Select and reproduce each line of the listing below that bears the string "โครงการจ".

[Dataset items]
:::
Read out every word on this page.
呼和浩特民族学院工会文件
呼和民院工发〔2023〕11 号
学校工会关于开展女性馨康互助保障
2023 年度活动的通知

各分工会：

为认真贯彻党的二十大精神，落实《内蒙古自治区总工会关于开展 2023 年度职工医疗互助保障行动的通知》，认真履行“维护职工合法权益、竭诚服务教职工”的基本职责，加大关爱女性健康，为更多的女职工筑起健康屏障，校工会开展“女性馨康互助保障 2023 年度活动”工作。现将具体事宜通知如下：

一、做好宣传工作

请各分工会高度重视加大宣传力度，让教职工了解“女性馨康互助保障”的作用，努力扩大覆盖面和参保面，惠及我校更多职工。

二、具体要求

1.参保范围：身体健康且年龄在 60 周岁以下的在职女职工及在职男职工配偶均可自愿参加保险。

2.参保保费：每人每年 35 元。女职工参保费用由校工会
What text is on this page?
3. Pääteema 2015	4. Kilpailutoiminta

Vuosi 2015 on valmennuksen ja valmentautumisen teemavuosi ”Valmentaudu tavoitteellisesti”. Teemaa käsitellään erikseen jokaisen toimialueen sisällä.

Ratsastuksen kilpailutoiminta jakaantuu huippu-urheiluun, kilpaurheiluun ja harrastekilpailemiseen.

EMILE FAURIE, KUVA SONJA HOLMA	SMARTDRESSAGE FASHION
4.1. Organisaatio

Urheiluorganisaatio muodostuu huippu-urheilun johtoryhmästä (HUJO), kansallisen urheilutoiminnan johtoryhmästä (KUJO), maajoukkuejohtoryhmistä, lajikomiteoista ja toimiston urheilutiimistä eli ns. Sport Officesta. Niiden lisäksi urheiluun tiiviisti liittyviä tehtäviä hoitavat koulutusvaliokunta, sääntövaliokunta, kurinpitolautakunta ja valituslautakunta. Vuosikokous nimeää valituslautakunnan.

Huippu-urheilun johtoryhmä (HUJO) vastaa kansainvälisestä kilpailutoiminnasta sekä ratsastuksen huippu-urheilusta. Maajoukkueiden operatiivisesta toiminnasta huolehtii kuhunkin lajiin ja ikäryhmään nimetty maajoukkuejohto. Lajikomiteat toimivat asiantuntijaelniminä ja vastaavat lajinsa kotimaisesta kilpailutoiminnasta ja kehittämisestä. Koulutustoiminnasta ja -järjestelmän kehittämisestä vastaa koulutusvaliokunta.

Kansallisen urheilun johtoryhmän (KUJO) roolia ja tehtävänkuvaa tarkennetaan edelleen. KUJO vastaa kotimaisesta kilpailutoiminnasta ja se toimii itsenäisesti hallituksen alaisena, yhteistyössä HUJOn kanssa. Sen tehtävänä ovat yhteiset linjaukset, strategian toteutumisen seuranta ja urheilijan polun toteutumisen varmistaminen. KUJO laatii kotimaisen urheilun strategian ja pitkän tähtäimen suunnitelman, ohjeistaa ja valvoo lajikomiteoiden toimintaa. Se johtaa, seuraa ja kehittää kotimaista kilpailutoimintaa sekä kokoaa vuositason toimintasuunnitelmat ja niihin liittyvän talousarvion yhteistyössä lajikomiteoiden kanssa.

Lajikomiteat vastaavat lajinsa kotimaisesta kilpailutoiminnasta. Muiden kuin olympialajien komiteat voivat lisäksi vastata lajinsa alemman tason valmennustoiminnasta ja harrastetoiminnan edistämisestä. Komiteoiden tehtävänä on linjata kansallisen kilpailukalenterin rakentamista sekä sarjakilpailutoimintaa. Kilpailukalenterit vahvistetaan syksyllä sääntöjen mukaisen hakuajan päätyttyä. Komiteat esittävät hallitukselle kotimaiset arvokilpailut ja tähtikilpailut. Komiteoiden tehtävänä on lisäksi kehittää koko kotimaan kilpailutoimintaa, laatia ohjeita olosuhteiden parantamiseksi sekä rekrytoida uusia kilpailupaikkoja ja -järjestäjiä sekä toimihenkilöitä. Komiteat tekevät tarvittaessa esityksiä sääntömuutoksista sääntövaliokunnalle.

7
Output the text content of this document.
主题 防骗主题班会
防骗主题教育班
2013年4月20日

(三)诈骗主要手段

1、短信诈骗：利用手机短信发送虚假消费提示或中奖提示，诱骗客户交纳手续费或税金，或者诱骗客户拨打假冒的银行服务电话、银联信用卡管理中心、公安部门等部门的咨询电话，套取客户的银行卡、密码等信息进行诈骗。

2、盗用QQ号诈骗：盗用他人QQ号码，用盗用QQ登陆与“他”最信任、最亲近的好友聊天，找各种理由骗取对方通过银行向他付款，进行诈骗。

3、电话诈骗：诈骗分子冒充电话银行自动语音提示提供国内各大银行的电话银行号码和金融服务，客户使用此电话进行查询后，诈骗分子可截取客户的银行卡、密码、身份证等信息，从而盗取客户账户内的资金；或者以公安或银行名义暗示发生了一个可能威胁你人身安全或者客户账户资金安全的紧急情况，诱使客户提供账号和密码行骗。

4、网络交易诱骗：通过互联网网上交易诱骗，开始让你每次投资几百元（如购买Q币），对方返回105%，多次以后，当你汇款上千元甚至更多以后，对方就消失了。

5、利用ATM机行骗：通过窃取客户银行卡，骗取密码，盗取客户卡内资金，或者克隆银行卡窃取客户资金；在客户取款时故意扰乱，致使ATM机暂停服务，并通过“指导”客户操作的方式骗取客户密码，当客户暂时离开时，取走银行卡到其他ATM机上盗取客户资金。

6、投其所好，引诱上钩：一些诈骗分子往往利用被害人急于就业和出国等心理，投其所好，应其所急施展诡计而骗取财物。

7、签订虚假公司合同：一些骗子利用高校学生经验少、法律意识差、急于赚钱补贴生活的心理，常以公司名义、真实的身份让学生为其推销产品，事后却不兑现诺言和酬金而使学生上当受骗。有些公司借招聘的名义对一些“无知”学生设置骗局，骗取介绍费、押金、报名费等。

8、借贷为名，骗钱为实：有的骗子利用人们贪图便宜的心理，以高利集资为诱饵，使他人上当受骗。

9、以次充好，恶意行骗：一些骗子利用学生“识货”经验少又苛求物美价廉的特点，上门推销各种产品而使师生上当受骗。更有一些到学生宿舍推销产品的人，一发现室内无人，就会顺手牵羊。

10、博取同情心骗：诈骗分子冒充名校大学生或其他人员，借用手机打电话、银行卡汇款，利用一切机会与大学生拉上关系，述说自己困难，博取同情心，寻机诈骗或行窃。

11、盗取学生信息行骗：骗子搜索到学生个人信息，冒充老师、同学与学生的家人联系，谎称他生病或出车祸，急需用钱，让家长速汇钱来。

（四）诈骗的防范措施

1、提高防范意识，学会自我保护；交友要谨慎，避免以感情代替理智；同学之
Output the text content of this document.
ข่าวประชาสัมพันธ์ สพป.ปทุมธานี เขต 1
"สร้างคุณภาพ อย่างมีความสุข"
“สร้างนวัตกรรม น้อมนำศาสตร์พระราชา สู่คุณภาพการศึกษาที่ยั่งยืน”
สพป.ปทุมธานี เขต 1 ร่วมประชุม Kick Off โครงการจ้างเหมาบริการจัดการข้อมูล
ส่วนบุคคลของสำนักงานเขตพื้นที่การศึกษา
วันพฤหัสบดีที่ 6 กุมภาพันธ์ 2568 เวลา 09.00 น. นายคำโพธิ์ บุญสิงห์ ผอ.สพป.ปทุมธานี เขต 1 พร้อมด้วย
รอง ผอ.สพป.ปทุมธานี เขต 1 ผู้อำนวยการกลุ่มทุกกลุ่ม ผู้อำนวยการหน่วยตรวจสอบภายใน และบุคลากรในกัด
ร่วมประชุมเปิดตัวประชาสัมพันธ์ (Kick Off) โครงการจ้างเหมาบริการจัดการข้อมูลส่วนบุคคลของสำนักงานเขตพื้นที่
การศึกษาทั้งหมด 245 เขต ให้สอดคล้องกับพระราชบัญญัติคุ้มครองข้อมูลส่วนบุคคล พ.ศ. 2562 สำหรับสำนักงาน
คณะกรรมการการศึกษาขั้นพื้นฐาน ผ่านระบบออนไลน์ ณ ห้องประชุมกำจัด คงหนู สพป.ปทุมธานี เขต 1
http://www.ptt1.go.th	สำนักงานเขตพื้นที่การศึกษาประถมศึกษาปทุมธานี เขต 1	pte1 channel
:::
▶ [Output for this exercise]:
สพป.ปทุมธานี เขต 1 ร่วมประชุม Kick Off โครงการจ้างเหมาบริการจัดการข้อมูล
ร่วมประชุมเปิดตัวประชาสัมพันธ์ (Kick Off) โครงการจ้างเหมาบริการจัดการข้อมูลส่วนบุคคลของสำนักงานเขตพื้นที่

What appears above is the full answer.